TASK GOAL:
Find the string "kilométrage" in the records. Copy every line it appears in.
========================
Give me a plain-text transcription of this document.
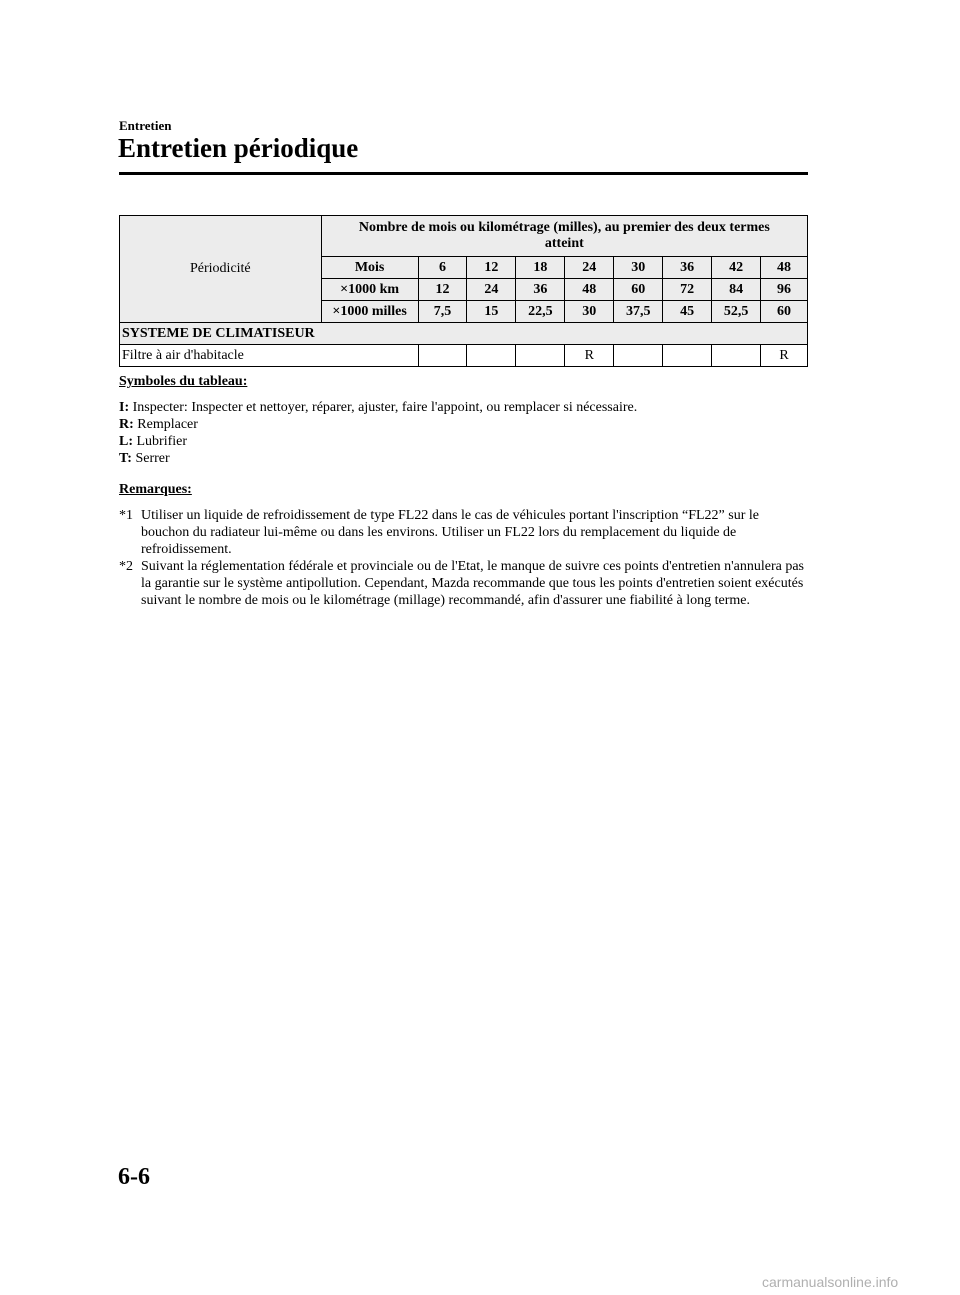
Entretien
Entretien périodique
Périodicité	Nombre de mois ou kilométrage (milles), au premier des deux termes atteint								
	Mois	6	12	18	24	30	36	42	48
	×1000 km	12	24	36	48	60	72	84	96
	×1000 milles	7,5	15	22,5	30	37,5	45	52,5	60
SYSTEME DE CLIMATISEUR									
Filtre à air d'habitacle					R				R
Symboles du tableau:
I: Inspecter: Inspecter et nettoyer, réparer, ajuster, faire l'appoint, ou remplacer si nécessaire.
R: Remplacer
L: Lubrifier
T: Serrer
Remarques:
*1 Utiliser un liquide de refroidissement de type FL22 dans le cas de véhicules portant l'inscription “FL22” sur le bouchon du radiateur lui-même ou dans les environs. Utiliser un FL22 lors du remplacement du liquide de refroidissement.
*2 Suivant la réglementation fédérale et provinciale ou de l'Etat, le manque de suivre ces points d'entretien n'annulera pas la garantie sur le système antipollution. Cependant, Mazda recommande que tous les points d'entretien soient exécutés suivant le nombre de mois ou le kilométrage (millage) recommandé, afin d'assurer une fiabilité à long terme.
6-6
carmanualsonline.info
========================
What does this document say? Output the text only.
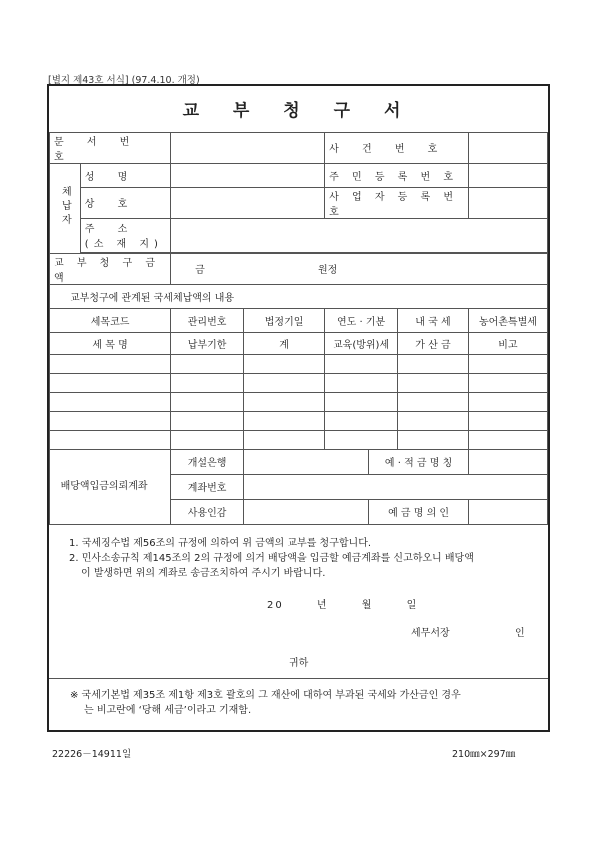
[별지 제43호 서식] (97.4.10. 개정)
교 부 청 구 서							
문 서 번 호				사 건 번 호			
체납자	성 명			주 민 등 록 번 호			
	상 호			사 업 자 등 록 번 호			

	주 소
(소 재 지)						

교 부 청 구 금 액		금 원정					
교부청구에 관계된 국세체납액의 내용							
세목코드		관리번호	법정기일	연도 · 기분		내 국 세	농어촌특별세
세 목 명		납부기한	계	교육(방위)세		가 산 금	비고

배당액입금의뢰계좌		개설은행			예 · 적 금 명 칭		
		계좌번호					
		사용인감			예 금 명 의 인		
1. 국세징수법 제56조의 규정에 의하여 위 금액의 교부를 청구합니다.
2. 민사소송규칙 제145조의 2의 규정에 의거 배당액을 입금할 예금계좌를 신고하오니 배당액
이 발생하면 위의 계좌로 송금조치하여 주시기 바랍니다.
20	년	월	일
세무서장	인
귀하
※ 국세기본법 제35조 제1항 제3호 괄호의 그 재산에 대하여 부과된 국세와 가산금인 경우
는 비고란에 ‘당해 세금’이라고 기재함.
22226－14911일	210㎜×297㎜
========================
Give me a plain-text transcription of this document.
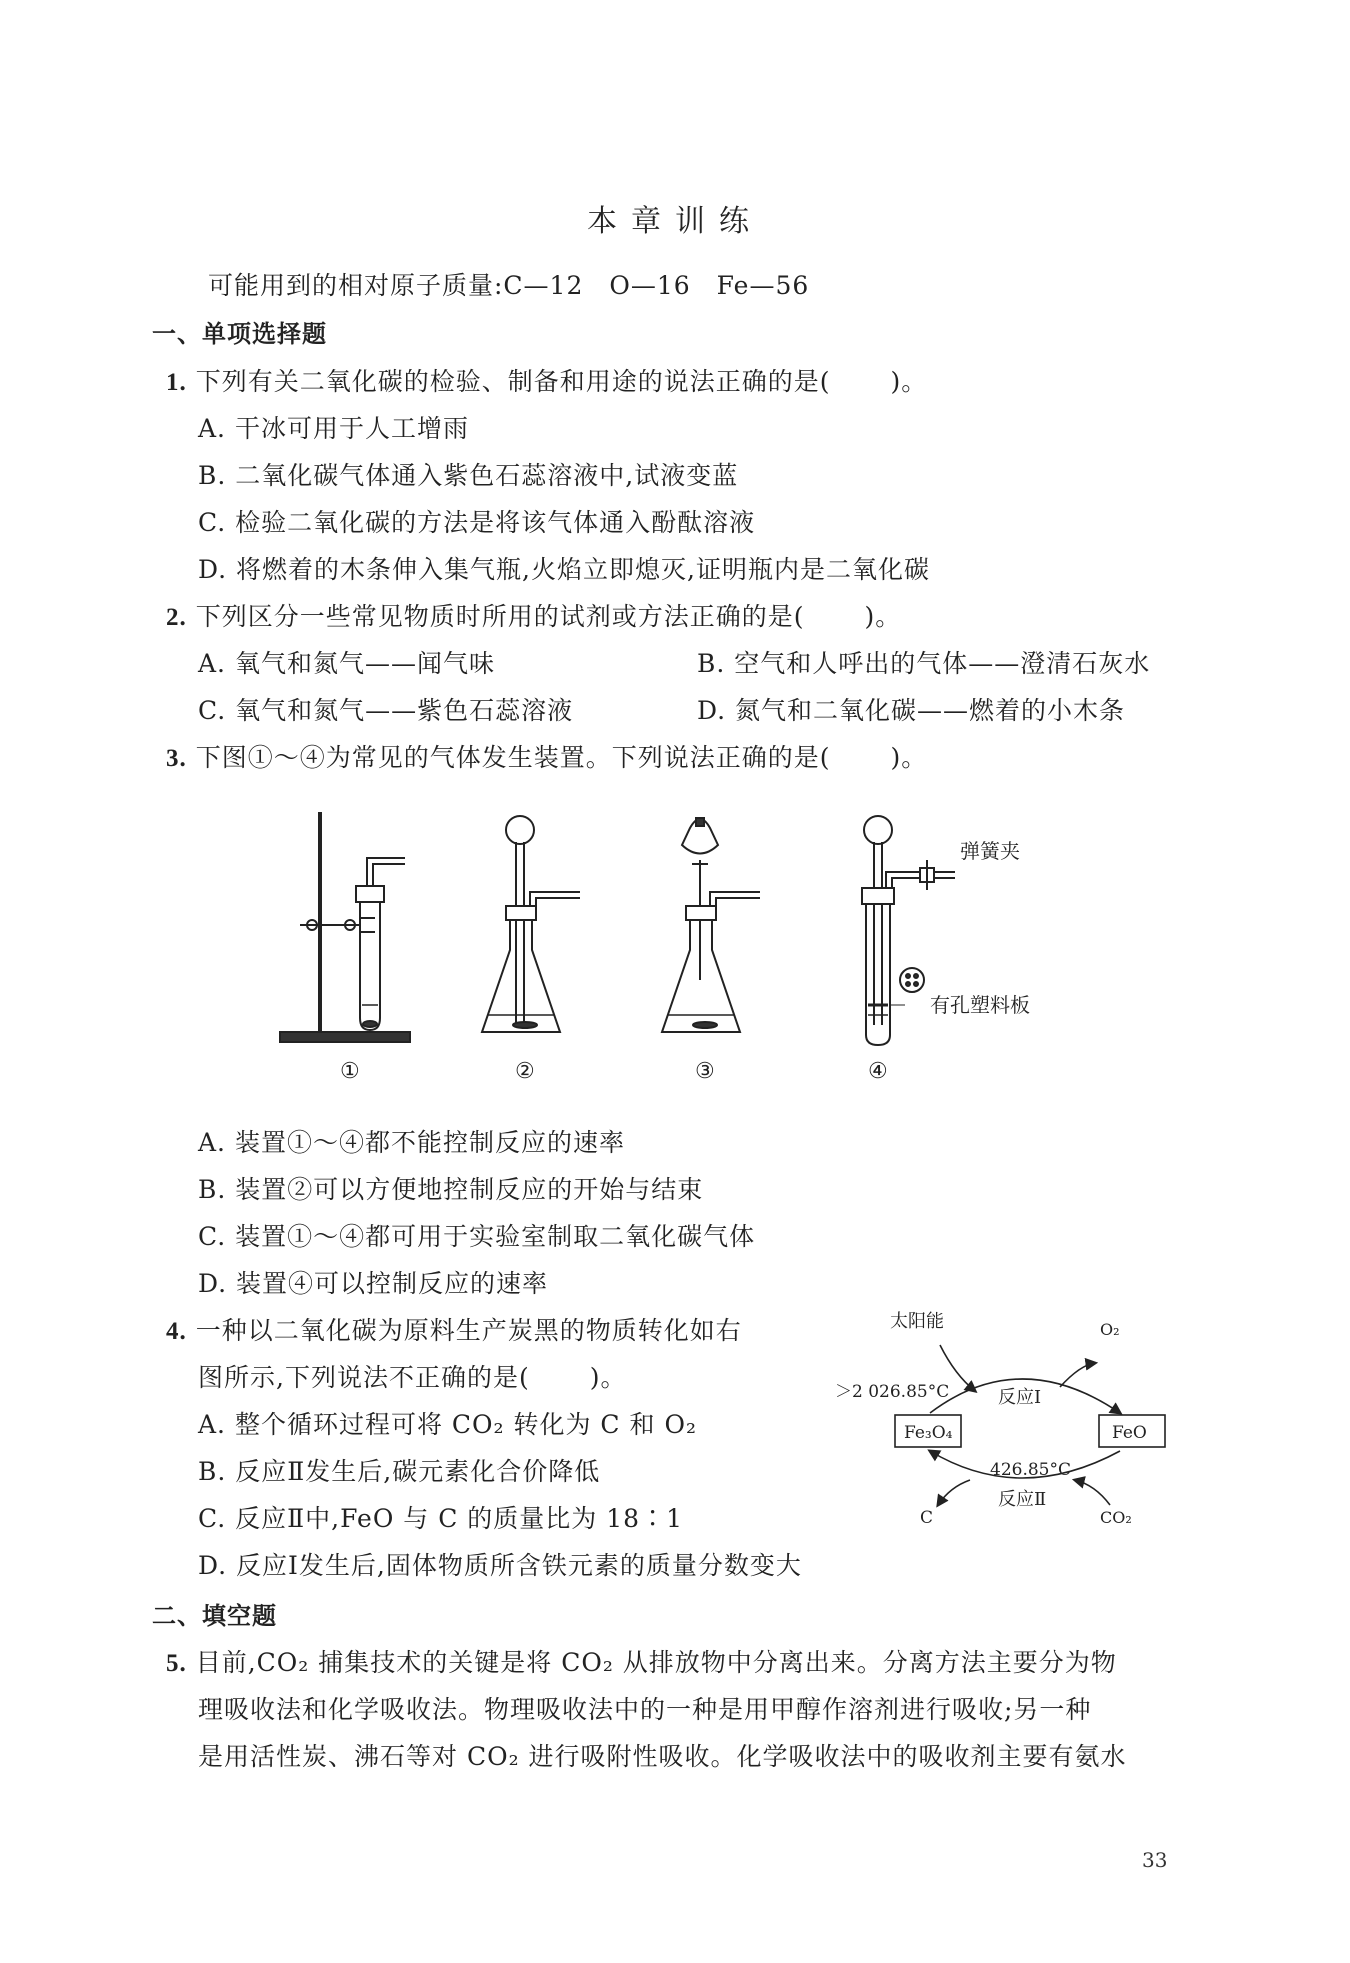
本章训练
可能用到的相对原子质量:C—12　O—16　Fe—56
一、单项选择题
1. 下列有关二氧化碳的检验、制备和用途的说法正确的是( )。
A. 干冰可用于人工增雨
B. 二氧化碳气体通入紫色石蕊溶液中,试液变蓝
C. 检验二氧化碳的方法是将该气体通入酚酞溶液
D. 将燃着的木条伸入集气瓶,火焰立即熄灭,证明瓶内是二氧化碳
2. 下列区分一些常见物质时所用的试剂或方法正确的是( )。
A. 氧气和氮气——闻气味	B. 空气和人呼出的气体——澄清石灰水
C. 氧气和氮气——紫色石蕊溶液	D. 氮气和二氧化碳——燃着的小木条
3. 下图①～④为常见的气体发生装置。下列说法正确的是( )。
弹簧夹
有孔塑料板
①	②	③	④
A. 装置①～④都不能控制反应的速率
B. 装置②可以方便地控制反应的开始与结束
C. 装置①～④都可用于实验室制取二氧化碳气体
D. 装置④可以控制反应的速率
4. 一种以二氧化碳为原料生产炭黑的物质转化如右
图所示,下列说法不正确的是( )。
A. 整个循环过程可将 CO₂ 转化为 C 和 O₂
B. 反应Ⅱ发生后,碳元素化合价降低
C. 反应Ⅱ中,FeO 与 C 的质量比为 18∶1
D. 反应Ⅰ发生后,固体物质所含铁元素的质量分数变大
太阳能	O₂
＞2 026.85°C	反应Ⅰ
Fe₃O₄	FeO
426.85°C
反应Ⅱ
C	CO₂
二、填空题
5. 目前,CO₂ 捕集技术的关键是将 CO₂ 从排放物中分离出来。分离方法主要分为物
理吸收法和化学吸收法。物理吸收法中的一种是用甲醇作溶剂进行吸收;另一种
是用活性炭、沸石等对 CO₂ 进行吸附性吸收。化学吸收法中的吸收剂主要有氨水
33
========================
OUTPUT FOR THIS EXERCISE:
Périodicité	Nombre de mois ou kilométrage (milles), au premier des deux termes atteint								
*2 Suivant la réglementation fédérale et provinciale ou de l'Etat, le manque de suivre ces points d'entretien n'annulera pas la garantie sur le système antipollution. Cependant, Mazda recommande que tous les points d'entretien soient exécutés suivant le nombre de mois ou le kilométrage (millage) recommandé, afin d'assurer une fiabilité à long terme.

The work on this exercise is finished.